Instructions to follow: Write the records out again exactly, leaving no images in.

Recorded information:
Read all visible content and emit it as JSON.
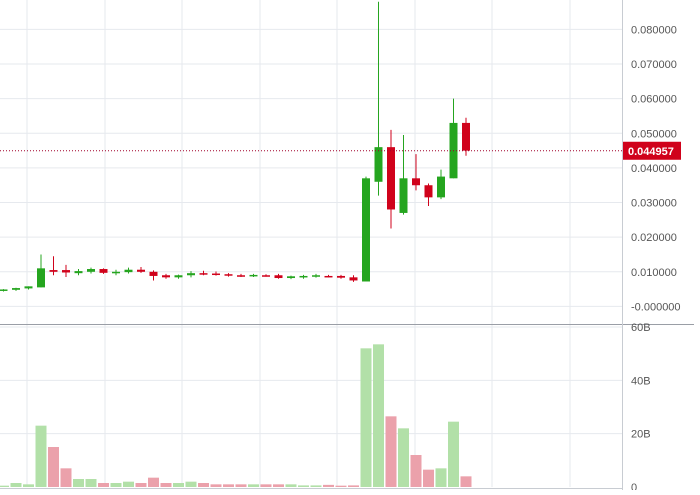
{
  "colors": {
    "up": "#25a51f",
    "down": "#d0021b",
    "up_volume": "#b2e0a8",
    "down_volume": "#eba1ab",
    "grid": "#e6e9ee",
    "axis_text": "#555555",
    "price_line": "#a0002a",
    "price_label_bg": "#d0021b",
    "price_label_text": "#ffffff"
  },
  "price_tag": {
    "value": 0.044957,
    "text": "0.044957"
  },
  "chart_data": [
    {
      "type": "candlestick",
      "title": "",
      "xlabel": "",
      "ylabel": "",
      "ylim": [
        -0.0045,
        0.0885
      ],
      "y_ticks": [
        {
          "value": 0.08,
          "label": "0.080000"
        },
        {
          "value": 0.07,
          "label": "0.070000"
        },
        {
          "value": 0.06,
          "label": "0.060000"
        },
        {
          "value": 0.05,
          "label": "0.050000"
        },
        {
          "value": 0.04,
          "label": "0.040000"
        },
        {
          "value": 0.03,
          "label": "0.030000"
        },
        {
          "value": 0.02,
          "label": "0.020000"
        },
        {
          "value": 0.01,
          "label": "0.010000"
        },
        {
          "value": 0.0,
          "label": "-0.000000"
        }
      ],
      "grid": true,
      "candles": [
        {
          "o": 0.0046,
          "h": 0.005,
          "l": 0.0043,
          "c": 0.0049
        },
        {
          "o": 0.0048,
          "h": 0.0054,
          "l": 0.0045,
          "c": 0.0053
        },
        {
          "o": 0.0052,
          "h": 0.0058,
          "l": 0.0049,
          "c": 0.0058
        },
        {
          "o": 0.0055,
          "h": 0.015,
          "l": 0.0055,
          "c": 0.011
        },
        {
          "o": 0.0105,
          "h": 0.0145,
          "l": 0.009,
          "c": 0.01
        },
        {
          "o": 0.0105,
          "h": 0.012,
          "l": 0.0085,
          "c": 0.0098
        },
        {
          "o": 0.0096,
          "h": 0.0108,
          "l": 0.009,
          "c": 0.0102
        },
        {
          "o": 0.01,
          "h": 0.0112,
          "l": 0.0095,
          "c": 0.0108
        },
        {
          "o": 0.0108,
          "h": 0.011,
          "l": 0.0094,
          "c": 0.0097
        },
        {
          "o": 0.0098,
          "h": 0.0106,
          "l": 0.009,
          "c": 0.01
        },
        {
          "o": 0.0099,
          "h": 0.0112,
          "l": 0.0095,
          "c": 0.0106
        },
        {
          "o": 0.0106,
          "h": 0.0114,
          "l": 0.0097,
          "c": 0.01
        },
        {
          "o": 0.01,
          "h": 0.0104,
          "l": 0.0075,
          "c": 0.0088
        },
        {
          "o": 0.009,
          "h": 0.0094,
          "l": 0.008,
          "c": 0.0084
        },
        {
          "o": 0.0084,
          "h": 0.0092,
          "l": 0.008,
          "c": 0.009
        },
        {
          "o": 0.009,
          "h": 0.0102,
          "l": 0.0084,
          "c": 0.0096
        },
        {
          "o": 0.0096,
          "h": 0.0103,
          "l": 0.009,
          "c": 0.0094
        },
        {
          "o": 0.0095,
          "h": 0.0101,
          "l": 0.0089,
          "c": 0.0092
        },
        {
          "o": 0.0093,
          "h": 0.0096,
          "l": 0.0086,
          "c": 0.009
        },
        {
          "o": 0.009,
          "h": 0.0094,
          "l": 0.0085,
          "c": 0.0089
        },
        {
          "o": 0.0089,
          "h": 0.0094,
          "l": 0.0085,
          "c": 0.0091
        },
        {
          "o": 0.009,
          "h": 0.0093,
          "l": 0.0086,
          "c": 0.0088
        },
        {
          "o": 0.009,
          "h": 0.0094,
          "l": 0.008,
          "c": 0.0082
        },
        {
          "o": 0.0082,
          "h": 0.0089,
          "l": 0.0079,
          "c": 0.0087
        },
        {
          "o": 0.0085,
          "h": 0.0091,
          "l": 0.008,
          "c": 0.0088
        },
        {
          "o": 0.0088,
          "h": 0.0094,
          "l": 0.0083,
          "c": 0.009
        },
        {
          "o": 0.0088,
          "h": 0.0091,
          "l": 0.0084,
          "c": 0.0086
        },
        {
          "o": 0.0088,
          "h": 0.0091,
          "l": 0.008,
          "c": 0.0083
        },
        {
          "o": 0.0084,
          "h": 0.009,
          "l": 0.0071,
          "c": 0.0075
        },
        {
          "o": 0.0072,
          "h": 0.0375,
          "l": 0.0072,
          "c": 0.037
        },
        {
          "o": 0.036,
          "h": 0.088,
          "l": 0.032,
          "c": 0.046
        },
        {
          "o": 0.046,
          "h": 0.051,
          "l": 0.0225,
          "c": 0.028
        },
        {
          "o": 0.027,
          "h": 0.0495,
          "l": 0.0265,
          "c": 0.037
        },
        {
          "o": 0.037,
          "h": 0.044,
          "l": 0.0335,
          "c": 0.035
        },
        {
          "o": 0.035,
          "h": 0.0355,
          "l": 0.029,
          "c": 0.0315
        },
        {
          "o": 0.0315,
          "h": 0.0395,
          "l": 0.031,
          "c": 0.0375
        },
        {
          "o": 0.037,
          "h": 0.06,
          "l": 0.037,
          "c": 0.053
        },
        {
          "o": 0.053,
          "h": 0.0545,
          "l": 0.0435,
          "c": 0.045
        }
      ]
    },
    {
      "type": "bar",
      "title": "",
      "xlabel": "",
      "ylabel": "",
      "ylim": [
        0,
        60
      ],
      "y_ticks": [
        {
          "value": 60,
          "label": "60B"
        },
        {
          "value": 40,
          "label": "40B"
        },
        {
          "value": 20,
          "label": "20B"
        },
        {
          "value": 0,
          "label": "0"
        }
      ],
      "grid": true,
      "volumes": [
        0.5,
        1.5,
        1.0,
        23,
        15,
        7,
        3,
        3,
        1.5,
        1.5,
        2,
        1.5,
        3.5,
        1.5,
        1.5,
        2,
        1.5,
        1,
        1,
        1,
        1,
        1,
        1,
        1,
        0.6,
        0.6,
        0.8,
        0.5,
        0.6,
        52,
        53.5,
        26.5,
        22,
        12,
        6.5,
        7,
        24.5,
        4
      ]
    }
  ]
}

Task solution:
Read all visible content and emit it as JSON.
{
  "colors": {
    "up": "#25a51f",
    "down": "#d0021b",
    "up_volume": "#b2e0a8",
    "down_volume": "#eba1ab",
    "grid": "#e6e9ee",
    "axis_text": "#555555",
    "price_line": "#a0002a",
    "price_label_bg": "#d0021b",
    "price_label_text": "#ffffff"
  },
  "price_tag": {
    "value": 0.044957,
    "text": "0.044957"
  },
  "chart_data": [
    {
      "type": "candlestick",
      "title": "",
      "xlabel": "",
      "ylabel": "",
      "ylim": [
        -0.0045,
        0.0885
      ],
      "y_ticks": [
        {
          "value": 0.08,
          "label": "0.080000"
        },
        {
          "value": 0.07,
          "label": "0.070000"
        },
        {
          "value": 0.06,
          "label": "0.060000"
        },
        {
          "value": 0.05,
          "label": "0.050000"
        },
        {
          "value": 0.04,
          "label": "0.040000"
        },
        {
          "value": 0.03,
          "label": "0.030000"
        },
        {
          "value": 0.02,
          "label": "0.020000"
        },
        {
          "value": 0.01,
          "label": "0.010000"
        },
        {
          "value": 0.0,
          "label": "-0.000000"
        }
      ],
      "grid": true,
      "candles": [
        {
          "o": 0.0046,
          "h": 0.005,
          "l": 0.0043,
          "c": 0.0049
        },
        {
          "o": 0.0048,
          "h": 0.0054,
          "l": 0.0045,
          "c": 0.0053
        },
        {
          "o": 0.0052,
          "h": 0.0058,
          "l": 0.0049,
          "c": 0.0058
        },
        {
          "o": 0.0055,
          "h": 0.015,
          "l": 0.0055,
          "c": 0.011
        },
        {
          "o": 0.0105,
          "h": 0.0145,
          "l": 0.009,
          "c": 0.01
        },
        {
          "o": 0.0105,
          "h": 0.012,
          "l": 0.0085,
          "c": 0.0098
        },
        {
          "o": 0.0096,
          "h": 0.0108,
          "l": 0.009,
          "c": 0.0102
        },
        {
          "o": 0.01,
          "h": 0.0112,
          "l": 0.0095,
          "c": 0.0108
        },
        {
          "o": 0.0108,
          "h": 0.011,
          "l": 0.0094,
          "c": 0.0097
        },
        {
          "o": 0.0098,
          "h": 0.0106,
          "l": 0.009,
          "c": 0.01
        },
        {
          "o": 0.0099,
          "h": 0.0112,
          "l": 0.0095,
          "c": 0.0106
        },
        {
          "o": 0.0106,
          "h": 0.0114,
          "l": 0.0097,
          "c": 0.01
        },
        {
          "o": 0.01,
          "h": 0.0104,
          "l": 0.0075,
          "c": 0.0088
        },
        {
          "o": 0.009,
          "h": 0.0094,
          "l": 0.008,
          "c": 0.0084
        },
        {
          "o": 0.0084,
          "h": 0.0092,
          "l": 0.008,
          "c": 0.009
        },
        {
          "o": 0.009,
          "h": 0.0102,
          "l": 0.0084,
          "c": 0.0096
        },
        {
          "o": 0.0096,
          "h": 0.0103,
          "l": 0.009,
          "c": 0.0094
        },
        {
          "o": 0.0095,
          "h": 0.0101,
          "l": 0.0089,
          "c": 0.0092
        },
        {
          "o": 0.0093,
          "h": 0.0096,
          "l": 0.0086,
          "c": 0.009
        },
        {
          "o": 0.009,
          "h": 0.0094,
          "l": 0.0085,
          "c": 0.0089
        },
        {
          "o": 0.0089,
          "h": 0.0094,
          "l": 0.0085,
          "c": 0.0091
        },
        {
          "o": 0.009,
          "h": 0.0093,
          "l": 0.0086,
          "c": 0.0088
        },
        {
          "o": 0.009,
          "h": 0.0094,
          "l": 0.008,
          "c": 0.0082
        },
        {
          "o": 0.0082,
          "h": 0.0089,
          "l": 0.0079,
          "c": 0.0087
        },
        {
          "o": 0.0085,
          "h": 0.0091,
          "l": 0.008,
          "c": 0.0088
        },
        {
          "o": 0.0088,
          "h": 0.0094,
          "l": 0.0083,
          "c": 0.009
        },
        {
          "o": 0.0088,
          "h": 0.0091,
          "l": 0.0084,
          "c": 0.0086
        },
        {
          "o": 0.0088,
          "h": 0.0091,
          "l": 0.008,
          "c": 0.0083
        },
        {
          "o": 0.0084,
          "h": 0.009,
          "l": 0.0071,
          "c": 0.0075
        },
        {
          "o": 0.0072,
          "h": 0.0375,
          "l": 0.0072,
          "c": 0.037
        },
        {
          "o": 0.036,
          "h": 0.088,
          "l": 0.032,
          "c": 0.046
        },
        {
          "o": 0.046,
          "h": 0.051,
          "l": 0.0225,
          "c": 0.028
        },
        {
          "o": 0.027,
          "h": 0.0495,
          "l": 0.0265,
          "c": 0.037
        },
        {
          "o": 0.037,
          "h": 0.044,
          "l": 0.0335,
          "c": 0.035
        },
        {
          "o": 0.035,
          "h": 0.0355,
          "l": 0.029,
          "c": 0.0315
        },
        {
          "o": 0.0315,
          "h": 0.0395,
          "l": 0.031,
          "c": 0.0375
        },
        {
          "o": 0.037,
          "h": 0.06,
          "l": 0.037,
          "c": 0.053
        },
        {
          "o": 0.053,
          "h": 0.0545,
          "l": 0.0435,
          "c": 0.045
        }
      ]
    },
    {
      "type": "bar",
      "title": "",
      "xlabel": "",
      "ylabel": "",
      "ylim": [
        0,
        60
      ],
      "y_ticks": [
        {
          "value": 60,
          "label": "60B"
        },
        {
          "value": 40,
          "label": "40B"
        },
        {
          "value": 20,
          "label": "20B"
        },
        {
          "value": 0,
          "label": "0"
        }
      ],
      "grid": true,
      "volumes": [
        0.5,
        1.5,
        1.0,
        23,
        15,
        7,
        3,
        3,
        1.5,
        1.5,
        2,
        1.5,
        3.5,
        1.5,
        1.5,
        2,
        1.5,
        1,
        1,
        1,
        1,
        1,
        1,
        1,
        0.6,
        0.6,
        0.8,
        0.5,
        0.6,
        52,
        53.5,
        26.5,
        22,
        12,
        6.5,
        7,
        24.5,
        4
      ]
    }
  ]
}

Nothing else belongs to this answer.